__Task directions__
Where a line holds the string "resolution", return that line.

-- start of Data rows --

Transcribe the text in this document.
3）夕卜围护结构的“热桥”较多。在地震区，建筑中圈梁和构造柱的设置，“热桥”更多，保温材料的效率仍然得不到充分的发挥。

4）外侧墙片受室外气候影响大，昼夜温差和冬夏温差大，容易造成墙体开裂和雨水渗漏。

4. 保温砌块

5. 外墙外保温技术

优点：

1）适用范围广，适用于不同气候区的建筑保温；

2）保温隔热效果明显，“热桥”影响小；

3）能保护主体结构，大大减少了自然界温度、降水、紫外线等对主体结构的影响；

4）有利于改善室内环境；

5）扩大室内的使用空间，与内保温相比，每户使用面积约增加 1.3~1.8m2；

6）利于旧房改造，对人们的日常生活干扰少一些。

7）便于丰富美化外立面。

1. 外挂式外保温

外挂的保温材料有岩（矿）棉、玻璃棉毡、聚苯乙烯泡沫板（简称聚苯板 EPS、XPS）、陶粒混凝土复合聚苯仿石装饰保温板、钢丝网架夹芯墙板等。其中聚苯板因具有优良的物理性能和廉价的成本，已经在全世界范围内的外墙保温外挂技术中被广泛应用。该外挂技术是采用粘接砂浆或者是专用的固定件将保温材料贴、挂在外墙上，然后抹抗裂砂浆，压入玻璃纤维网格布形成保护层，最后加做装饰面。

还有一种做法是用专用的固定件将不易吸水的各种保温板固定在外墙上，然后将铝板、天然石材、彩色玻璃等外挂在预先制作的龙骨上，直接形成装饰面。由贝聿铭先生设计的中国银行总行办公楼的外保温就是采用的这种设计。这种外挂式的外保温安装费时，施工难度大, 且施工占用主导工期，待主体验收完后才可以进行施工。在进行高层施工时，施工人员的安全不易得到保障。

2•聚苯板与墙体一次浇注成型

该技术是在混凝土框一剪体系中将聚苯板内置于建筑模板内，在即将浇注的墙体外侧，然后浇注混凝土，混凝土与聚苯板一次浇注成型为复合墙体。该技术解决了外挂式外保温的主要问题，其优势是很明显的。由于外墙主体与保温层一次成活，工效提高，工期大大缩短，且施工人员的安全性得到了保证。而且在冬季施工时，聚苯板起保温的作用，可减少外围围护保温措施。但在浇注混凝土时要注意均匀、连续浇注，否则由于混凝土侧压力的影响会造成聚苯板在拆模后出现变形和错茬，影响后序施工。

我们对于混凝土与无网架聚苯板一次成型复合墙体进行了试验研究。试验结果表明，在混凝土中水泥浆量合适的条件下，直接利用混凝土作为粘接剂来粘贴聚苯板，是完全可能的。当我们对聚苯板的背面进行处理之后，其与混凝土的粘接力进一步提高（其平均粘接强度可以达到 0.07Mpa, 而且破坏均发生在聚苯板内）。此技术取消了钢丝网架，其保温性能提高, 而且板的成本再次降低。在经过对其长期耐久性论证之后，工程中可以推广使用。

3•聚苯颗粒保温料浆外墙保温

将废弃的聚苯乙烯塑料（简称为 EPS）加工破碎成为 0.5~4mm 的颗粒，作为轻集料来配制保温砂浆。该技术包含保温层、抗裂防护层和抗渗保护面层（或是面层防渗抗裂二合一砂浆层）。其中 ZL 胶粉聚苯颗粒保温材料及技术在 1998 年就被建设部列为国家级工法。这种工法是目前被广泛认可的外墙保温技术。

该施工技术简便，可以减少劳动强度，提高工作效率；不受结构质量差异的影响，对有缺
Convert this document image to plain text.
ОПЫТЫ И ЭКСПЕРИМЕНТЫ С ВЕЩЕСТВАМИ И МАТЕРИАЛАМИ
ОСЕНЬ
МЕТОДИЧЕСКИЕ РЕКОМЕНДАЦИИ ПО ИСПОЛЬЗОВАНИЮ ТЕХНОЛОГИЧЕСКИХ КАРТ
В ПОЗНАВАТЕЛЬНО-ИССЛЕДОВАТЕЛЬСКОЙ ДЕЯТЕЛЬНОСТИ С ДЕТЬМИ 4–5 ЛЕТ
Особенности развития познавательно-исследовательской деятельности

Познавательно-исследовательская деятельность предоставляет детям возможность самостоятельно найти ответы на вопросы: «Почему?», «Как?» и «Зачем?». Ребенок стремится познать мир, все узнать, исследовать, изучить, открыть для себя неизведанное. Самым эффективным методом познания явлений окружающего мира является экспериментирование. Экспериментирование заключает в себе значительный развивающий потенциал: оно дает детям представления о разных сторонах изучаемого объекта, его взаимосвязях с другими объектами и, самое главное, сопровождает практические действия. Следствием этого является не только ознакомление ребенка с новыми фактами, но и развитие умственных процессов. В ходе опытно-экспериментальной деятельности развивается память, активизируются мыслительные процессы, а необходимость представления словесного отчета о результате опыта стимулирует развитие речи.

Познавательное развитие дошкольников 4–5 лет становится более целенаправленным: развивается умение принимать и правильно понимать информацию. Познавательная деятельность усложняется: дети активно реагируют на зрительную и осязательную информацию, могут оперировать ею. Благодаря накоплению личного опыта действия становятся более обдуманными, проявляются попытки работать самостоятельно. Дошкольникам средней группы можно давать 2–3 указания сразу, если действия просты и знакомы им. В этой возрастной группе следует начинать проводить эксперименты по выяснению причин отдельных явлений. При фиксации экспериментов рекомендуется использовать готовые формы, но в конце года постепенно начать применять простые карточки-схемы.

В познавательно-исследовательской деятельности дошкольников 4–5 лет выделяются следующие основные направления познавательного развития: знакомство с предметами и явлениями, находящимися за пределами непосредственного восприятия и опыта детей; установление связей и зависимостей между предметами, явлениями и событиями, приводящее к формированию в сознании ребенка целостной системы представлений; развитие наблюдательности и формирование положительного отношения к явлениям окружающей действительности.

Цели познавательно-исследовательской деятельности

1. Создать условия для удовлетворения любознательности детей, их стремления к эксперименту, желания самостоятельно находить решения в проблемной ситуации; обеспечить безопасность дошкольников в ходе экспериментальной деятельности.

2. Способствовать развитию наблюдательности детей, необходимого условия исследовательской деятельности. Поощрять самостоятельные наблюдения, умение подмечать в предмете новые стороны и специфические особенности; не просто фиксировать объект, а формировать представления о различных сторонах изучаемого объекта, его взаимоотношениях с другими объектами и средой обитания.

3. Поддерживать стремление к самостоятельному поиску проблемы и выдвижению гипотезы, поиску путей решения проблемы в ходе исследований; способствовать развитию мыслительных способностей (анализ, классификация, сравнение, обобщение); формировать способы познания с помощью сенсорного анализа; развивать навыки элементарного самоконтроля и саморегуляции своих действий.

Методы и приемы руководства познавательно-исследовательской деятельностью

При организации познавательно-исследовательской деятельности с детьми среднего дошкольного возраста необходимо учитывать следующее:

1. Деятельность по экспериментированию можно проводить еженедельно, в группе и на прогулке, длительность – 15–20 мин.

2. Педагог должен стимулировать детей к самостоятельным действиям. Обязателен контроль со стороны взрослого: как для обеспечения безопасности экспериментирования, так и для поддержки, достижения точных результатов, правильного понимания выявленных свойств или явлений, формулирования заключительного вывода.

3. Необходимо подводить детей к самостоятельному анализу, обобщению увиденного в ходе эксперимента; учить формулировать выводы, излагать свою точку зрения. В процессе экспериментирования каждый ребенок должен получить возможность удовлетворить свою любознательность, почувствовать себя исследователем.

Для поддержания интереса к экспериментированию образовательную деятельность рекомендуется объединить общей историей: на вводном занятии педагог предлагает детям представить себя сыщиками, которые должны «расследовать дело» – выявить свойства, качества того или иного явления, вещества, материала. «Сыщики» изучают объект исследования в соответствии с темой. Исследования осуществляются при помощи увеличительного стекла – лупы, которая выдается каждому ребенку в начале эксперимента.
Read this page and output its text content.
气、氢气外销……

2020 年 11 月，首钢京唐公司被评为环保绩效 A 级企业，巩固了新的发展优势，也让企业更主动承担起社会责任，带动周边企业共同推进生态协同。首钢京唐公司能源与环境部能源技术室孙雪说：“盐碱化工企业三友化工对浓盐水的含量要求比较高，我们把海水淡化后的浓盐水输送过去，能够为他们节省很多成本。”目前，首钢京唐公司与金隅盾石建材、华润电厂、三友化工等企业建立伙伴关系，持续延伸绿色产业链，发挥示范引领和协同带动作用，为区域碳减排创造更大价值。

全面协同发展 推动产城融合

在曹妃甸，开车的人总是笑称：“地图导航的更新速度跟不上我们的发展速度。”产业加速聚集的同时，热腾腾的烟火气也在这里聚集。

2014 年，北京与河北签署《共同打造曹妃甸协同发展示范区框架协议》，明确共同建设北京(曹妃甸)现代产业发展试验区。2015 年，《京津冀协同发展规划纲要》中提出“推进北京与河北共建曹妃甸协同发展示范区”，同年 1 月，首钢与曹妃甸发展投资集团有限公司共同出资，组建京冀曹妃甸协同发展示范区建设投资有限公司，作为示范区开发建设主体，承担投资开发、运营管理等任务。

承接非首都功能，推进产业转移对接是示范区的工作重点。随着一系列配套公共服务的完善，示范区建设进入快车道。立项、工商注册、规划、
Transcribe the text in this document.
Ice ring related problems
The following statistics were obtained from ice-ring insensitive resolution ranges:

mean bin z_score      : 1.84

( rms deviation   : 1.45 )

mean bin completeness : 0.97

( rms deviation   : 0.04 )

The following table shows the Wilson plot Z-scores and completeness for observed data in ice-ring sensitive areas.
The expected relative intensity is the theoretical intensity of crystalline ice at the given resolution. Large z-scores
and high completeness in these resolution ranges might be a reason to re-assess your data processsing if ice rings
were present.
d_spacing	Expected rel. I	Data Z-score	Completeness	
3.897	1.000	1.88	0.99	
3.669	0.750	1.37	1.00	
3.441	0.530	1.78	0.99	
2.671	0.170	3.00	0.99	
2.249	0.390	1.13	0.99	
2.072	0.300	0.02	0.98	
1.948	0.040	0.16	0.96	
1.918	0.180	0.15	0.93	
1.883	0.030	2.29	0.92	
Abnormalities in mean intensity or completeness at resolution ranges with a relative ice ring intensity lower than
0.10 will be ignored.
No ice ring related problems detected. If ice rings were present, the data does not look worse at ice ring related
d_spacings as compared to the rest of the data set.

-- end of Data rows --

__Final result__
The following statistics were obtained from ice-ring insensitive resolution ranges:
The expected relative intensity is the theoretical intensity of crystalline ice at the given resolution. Large z-scores
and high completeness in these resolution ranges might be a reason to re-assess your data processsing if ice rings
Abnormalities in mean intensity or completeness at resolution ranges with a relative ice ring intensity lower than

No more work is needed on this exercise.